__Brief__.
Track down every line below that holds "Kreck" and copy it.

- - - -

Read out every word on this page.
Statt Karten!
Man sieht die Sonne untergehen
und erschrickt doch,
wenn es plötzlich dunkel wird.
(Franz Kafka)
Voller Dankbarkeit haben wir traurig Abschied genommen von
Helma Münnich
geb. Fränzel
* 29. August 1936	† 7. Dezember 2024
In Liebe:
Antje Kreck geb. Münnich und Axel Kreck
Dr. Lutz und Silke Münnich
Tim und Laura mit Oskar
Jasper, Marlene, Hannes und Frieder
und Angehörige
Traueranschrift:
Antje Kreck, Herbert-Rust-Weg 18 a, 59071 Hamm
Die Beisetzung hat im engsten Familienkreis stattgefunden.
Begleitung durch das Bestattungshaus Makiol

- - - -

__Answer section__.
Antje Kreck geb. Münnich und Axel Kreck
Antje Kreck, Herbert-Rust-Weg 18 a, 59071 Hamm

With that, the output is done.